» **YOUR TASK**: Check each line of the data below for the word "title", then extract the ones that have it.

» **PROVIDED MATERIAL**:
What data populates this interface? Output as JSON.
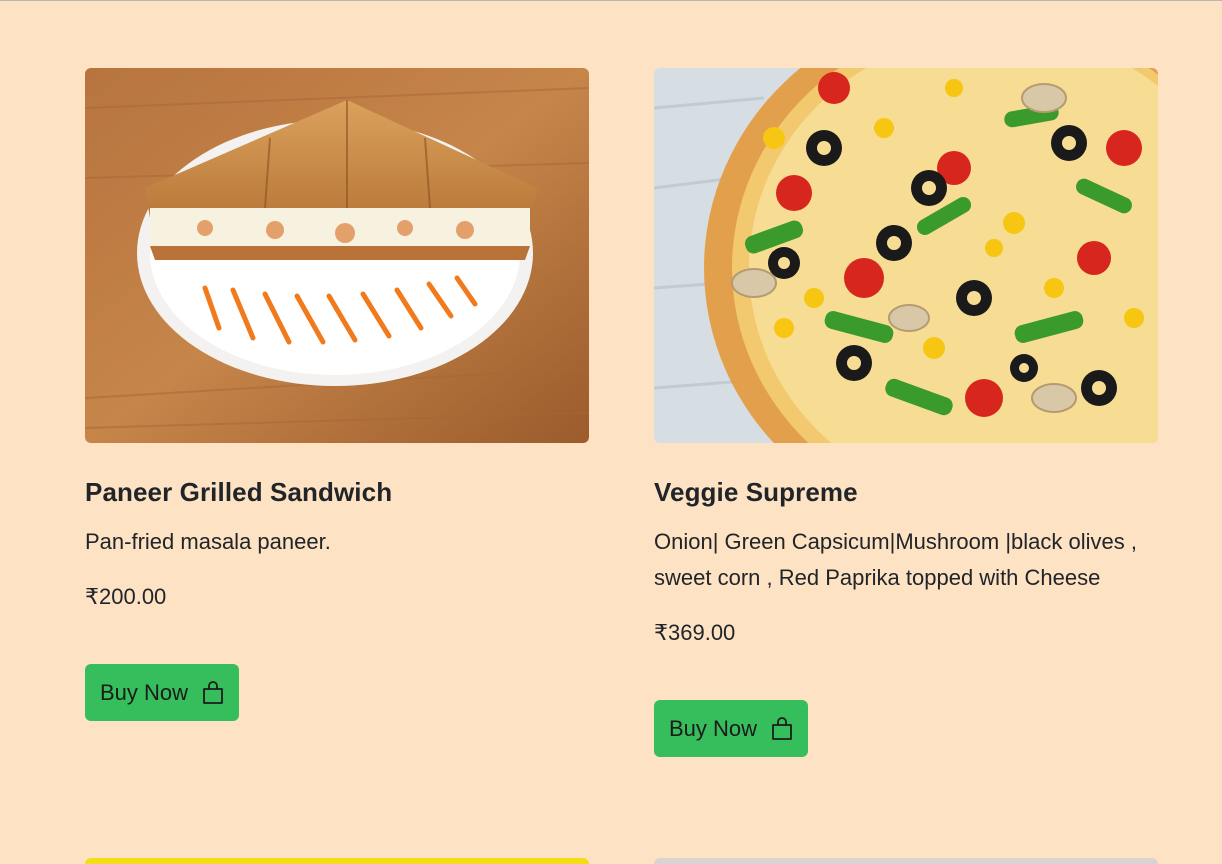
{
  "products": [
    {
      "title": "Paneer Grilled Sandwich",
      "description": "Pan-fried masala paneer.",
      "price": "₹200.00",
      "buy_label": "Buy Now",
      "image_icon": "sandwich-photo"
    },
    {
      "title": "Veggie Supreme",
      "description": "Onion| Green Capsicum|Mushroom |black olives , sweet corn , Red Paprika topped with Cheese",
      "price": "₹369.00",
      "buy_label": "Buy Now",
      "image_icon": "pizza-photo"
    }
  ],
  "colors": {
    "page_background": "#fde2c4",
    "buy_button": "#36be5c",
    "next_card_left": "#f3dd17",
    "next_card_right": "#d9d4cf"
  }
}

» **TASK OUTPUT**:
      "title": "Paneer Grilled Sandwich",
      "title": "Veggie Supreme",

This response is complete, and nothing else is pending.